# Available records start
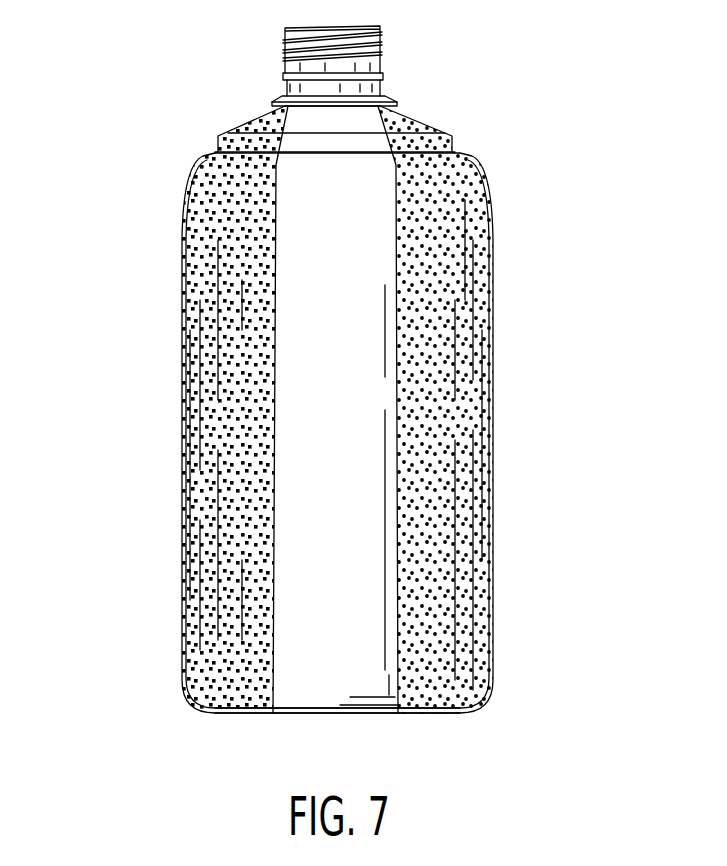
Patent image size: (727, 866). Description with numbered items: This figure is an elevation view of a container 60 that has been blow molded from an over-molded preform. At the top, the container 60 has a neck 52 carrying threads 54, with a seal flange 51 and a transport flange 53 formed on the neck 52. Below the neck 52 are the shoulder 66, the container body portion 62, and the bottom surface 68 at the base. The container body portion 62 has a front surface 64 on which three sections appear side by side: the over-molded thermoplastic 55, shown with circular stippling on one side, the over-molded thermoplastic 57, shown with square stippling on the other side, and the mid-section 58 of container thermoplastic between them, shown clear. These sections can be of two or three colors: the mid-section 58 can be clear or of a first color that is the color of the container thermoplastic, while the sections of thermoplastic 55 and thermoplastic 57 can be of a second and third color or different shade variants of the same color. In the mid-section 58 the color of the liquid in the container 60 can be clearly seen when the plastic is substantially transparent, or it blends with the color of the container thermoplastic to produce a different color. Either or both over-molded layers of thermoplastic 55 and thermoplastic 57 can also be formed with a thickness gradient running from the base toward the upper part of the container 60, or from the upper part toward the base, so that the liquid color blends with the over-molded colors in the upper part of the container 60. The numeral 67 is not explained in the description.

The container 60 is at (514, 219).
The shoulder 66 is at (450, 138).
The thermoplastic 57 is at (190, 488).
The container body portion 62 is at (488, 335).
The thermoplastic 55 is at (460, 467).
The front surface 64 is at (322, 208).
The mid-section 58 is at (318, 337).
The panel edge 67 is at (303, 181).
The transport flange 53 is at (275, 105).
The neck 52 is at (380, 88).
The seal flange 51 is at (283, 80).
The threads 54 is at (378, 33).
The bottom surface 68 is at (455, 713).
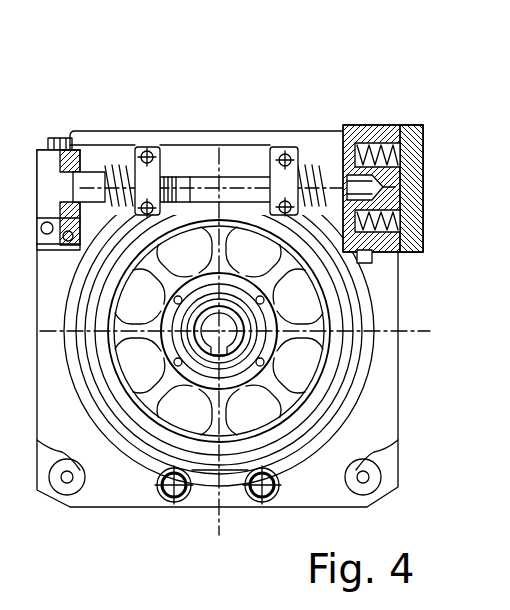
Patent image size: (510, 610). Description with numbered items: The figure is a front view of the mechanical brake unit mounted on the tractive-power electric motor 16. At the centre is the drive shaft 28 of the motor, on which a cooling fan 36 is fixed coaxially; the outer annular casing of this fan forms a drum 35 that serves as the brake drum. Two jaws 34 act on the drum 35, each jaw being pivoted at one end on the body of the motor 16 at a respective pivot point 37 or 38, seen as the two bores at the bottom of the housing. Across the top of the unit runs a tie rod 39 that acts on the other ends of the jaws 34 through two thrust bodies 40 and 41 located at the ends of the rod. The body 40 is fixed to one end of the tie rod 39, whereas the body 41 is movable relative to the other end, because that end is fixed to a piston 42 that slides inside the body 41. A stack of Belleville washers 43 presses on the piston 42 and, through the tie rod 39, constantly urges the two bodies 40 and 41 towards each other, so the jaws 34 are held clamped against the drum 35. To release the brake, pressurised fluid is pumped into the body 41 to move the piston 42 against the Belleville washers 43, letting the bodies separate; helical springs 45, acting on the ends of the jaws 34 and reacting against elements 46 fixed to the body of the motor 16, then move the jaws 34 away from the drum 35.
# Available records end
## What this task involves
Recast the records above as a JSON list of strings with one string per line. Leave out blank lines and the pictures.

## The completed task
[
  "Patent image size: (727, 866). Description with numbered items: This figure is an elevation view of a container 60 that has been blow molded from an over-molded preform. At the top, the container 60 has a neck 52 carrying threads 54, with a seal flange 51 and a transport flange 53 formed on the neck 52. Below the neck 52 are the shoulder 66, the container body portion 62, and the bottom surface 68 at the base. The container body portion 62 has a front surface 64 on which three sections appear side by side: the over-molded thermoplastic 55, shown with circular stippling on one side, the over-molded thermoplastic 57, shown with square stippling on the other side, and the mid-section 58 of container thermoplastic between them, shown clear. These sections can be of two or three colors: the mid-section 58 can be clear or of a first color that is the color of the container thermoplastic, while the sections of thermoplastic 55 and thermoplastic 57 can be of a second and third color or different shade variants of the same color. In the mid-section 58 the color of the liquid in the container 60 can be clearly seen when the plastic is substantially transparent, or it blends with the color of the container thermoplastic to produce a different color. Either or both over-molded layers of thermoplastic 55 and thermoplastic 57 can also be formed with a thickness gradient running from the base toward the upper part of the container 60, or from the upper part toward the base, so that the liquid color blends with the over-molded colors in the upper part of the container 60. The numeral 67 is not explained in the description.",
  "The container 60 is at (514, 219).",
  "The shoulder 66 is at (450, 138).",
  "The thermoplastic 57 is at (190, 488).",
  "The container body portion 62 is at (488, 335).",
  "The thermoplastic 55 is at (460, 467).",
  "The front surface 64 is at (322, 208).",
  "The mid-section 58 is at (318, 337).",
  "The panel edge 67 is at (303, 181).",
  "The transport flange 53 is at (275, 105).",
  "The neck 52 is at (380, 88).",
  "The seal flange 51 is at (283, 80).",
  "The threads 54 is at (378, 33).",
  "The bottom surface 68 is at (455, 713).",
  "Patent image size: (510, 610). Description with numbered items: The figure is a front view of the mechanical brake unit mounted on the tractive-power electric motor 16. At the centre is the drive shaft 28 of the motor, on which a cooling fan 36 is fixed coaxially; the outer annular casing of this fan forms a drum 35 that serves as the brake drum. Two jaws 34 act on the drum 35, each jaw being pivoted at one end on the body of the motor 16 at a respective pivot point 37 or 38, seen as the two bores at the bottom of the housing. Across the top of the unit runs a tie rod 39 that acts on the other ends of the jaws 34 through two thrust bodies 40 and 41 located at the ends of the rod. The body 40 is fixed to one end of the tie rod 39, whereas the body 41 is movable relative to the other end, because that end is fixed to a piston 42 that slides inside the body 41. A stack of Belleville washers 43 presses on the piston 42 and, through the tie rod 39, constantly urges the two bodies 40 and 41 towards each other, so the jaws 34 are held clamped against the drum 35. To release the brake, pressurised fluid is pumped into the body 41 to move the piston 42 against the Belleville washers 43, letting the bodies separate; helical springs 45, acting on the ends of the jaws 34 and reacting against elements 46 fixed to the body of the motor 16, then move the jaws 34 away from the drum 35."
]